(Written exercise):
Of the lines below, how many hold the string "color"? Give only the number.

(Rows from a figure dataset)
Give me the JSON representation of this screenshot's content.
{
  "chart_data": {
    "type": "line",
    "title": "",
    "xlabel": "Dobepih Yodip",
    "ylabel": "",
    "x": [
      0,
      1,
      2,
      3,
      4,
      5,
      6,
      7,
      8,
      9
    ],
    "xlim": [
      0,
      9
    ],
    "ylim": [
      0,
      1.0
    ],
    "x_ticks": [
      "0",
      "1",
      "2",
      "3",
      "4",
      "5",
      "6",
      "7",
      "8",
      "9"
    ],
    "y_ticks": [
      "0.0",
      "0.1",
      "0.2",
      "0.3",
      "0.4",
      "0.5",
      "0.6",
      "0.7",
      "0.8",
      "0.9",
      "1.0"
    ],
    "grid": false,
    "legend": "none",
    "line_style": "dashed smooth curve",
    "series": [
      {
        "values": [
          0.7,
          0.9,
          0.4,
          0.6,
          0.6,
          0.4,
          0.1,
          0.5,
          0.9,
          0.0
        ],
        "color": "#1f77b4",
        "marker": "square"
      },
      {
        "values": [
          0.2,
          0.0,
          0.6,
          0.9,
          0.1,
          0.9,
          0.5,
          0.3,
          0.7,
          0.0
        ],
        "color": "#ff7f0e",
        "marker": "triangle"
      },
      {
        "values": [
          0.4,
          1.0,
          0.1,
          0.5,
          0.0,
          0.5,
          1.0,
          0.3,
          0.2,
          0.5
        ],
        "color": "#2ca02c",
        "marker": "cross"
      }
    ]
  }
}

(Reply):
3